_TEXTE EXTRAIT_

========================

Une telle erreur dans la chaîne de déploiement d'une mise à jour soulève des interrogations et révèle une double responsabilité, celle de CrwodStrike évidemment, mais également de Microsoft dans une certaine mesure. En premier lieu, comment un acteur majeur de la cybersécurité tel que CrowdStrike a-t-il pu délivrer à si large échelle un pilote défectueux ? La mise à jour concernant affectant un très grand nombres de services critiques, il est étonnant que des tests de fiabilité n'est pas permis de détecter le dysfonctionnement en amont de la distribution. Du côté de Microsoft, il est intriguant et très inquiétant que l'entreprise est laissé passer la mise à jour problématique sans sourciller, et sans qu'aucun mécanisme de validation et de vérification préalable n'ait donné l'alerte.

Les mises à jour entraînant des dysfonctionnements inattendus et imprévus ne sont certes pas rares, surtout dans l'écosystème de la firme de Redmond, qui doit composer avec une très grande diversité de configurations matérielles. Un patch qui fonctionne bien pour la majorité des utilisateurs peut donc entraîner des problèmes critiques chez d'autres tout en passant sous les radars du contrôle qualité préalable à sa diffusion. Mais l'ampleur du dysfonctionnement présent touche tellement de machines qu'on a du mal à croire qu'il ait pu échapper à une procédure de vérification rigoureuse. Ce qui amène plutôt à penser que la mise à jour a été publiée sans aucun contrôle...

Panne informatique mondiale : une solution déjà disponible mais une restauration complète qui sera longue

À 11h45 (heure française), le Directeur Général de CrowdStrike, George Kurtz, a pris la parole sur X (ex-Twitter) afin de rassurer ses clients. Il indique ainsi : "Le problème a été identifié, isolé et un correctif a été déployé. Nous renvoyons les clients au portail d'assistance pour connaître les dernières mises à jour et continuerons à fournir des mises à jour complètes et continues sur notre site Web. Nous recommandons en outre aux organisations de s'assurer qu'elles communiquent avec les représentants CrowdStrike via les canaux officiels ".

========================

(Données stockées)
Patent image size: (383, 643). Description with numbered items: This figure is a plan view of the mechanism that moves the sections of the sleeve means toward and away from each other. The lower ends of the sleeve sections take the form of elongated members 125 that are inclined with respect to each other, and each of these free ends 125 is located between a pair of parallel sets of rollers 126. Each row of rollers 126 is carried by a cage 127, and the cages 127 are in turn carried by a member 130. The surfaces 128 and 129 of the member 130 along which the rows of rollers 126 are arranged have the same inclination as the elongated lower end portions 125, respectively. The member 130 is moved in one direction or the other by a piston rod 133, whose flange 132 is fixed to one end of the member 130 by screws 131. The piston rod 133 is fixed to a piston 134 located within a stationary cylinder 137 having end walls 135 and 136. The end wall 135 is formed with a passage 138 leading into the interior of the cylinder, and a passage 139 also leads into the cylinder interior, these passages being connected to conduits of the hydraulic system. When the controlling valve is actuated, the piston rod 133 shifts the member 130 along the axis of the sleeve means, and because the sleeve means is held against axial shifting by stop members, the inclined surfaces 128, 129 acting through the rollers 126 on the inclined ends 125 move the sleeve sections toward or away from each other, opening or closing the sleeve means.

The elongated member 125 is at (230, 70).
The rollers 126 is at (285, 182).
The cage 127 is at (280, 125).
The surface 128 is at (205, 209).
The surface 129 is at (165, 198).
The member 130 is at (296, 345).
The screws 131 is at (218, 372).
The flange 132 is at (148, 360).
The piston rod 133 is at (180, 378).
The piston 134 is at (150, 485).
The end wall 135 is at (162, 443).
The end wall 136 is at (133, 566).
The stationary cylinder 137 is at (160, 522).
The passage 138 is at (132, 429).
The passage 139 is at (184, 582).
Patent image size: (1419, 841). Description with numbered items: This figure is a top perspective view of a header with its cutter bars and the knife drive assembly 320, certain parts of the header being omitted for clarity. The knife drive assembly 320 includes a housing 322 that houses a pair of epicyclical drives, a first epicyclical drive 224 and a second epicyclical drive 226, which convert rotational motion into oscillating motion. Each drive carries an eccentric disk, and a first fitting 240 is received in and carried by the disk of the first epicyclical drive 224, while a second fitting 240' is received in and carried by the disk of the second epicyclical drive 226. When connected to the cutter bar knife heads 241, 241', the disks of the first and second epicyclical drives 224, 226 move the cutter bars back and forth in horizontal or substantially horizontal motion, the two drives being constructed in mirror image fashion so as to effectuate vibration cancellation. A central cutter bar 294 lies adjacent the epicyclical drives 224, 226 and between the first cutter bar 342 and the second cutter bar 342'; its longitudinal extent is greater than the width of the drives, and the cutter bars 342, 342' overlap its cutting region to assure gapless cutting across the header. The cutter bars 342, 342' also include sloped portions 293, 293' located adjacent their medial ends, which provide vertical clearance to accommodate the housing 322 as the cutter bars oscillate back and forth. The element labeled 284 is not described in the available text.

========================

_ÉNONCÉ 1_
D'après le texte sur la panne informatique mondiale, à quelle heure le directeur général de CrowdStrike a-t-il pris la parole sur X ?
_ÉNONCÉ 2_
Écrivez la suite du texte sur la panne informatique mondiale, à partir de la déclaration du directeur général de CrowdStrike.
Ces lignes constituent un matériau à part, indépendant du texte.

_RÉSULTAT 1_
À 11h45, heure française.

_RÉSULTAT 2_
Les administrateurs de parcs informatiques peuvent donc commencer à respirer. Parallèlement, CrowdStrike fournit la marche à suivre pour résoudre le problème. Il faut tout d'abord redémarrer l'ordinateur en mode sans échec, en pressant la touche F4 durant le démarrage (voir notre fiche pratique sur le démarrage de Windows en mode sans échec). Une fois le PC accessible, il faut ouvrir le dossier \Windows\System32\drivers\CrowdStrike, repérer le fichier csagent.sys ou C-00000291*.sys (l'étoile symbolise une longue liste de chiffres), et enfin Supprimer cet élément avant de redémarrer le PC. Tout devrait alors rentrer dans l'ordre.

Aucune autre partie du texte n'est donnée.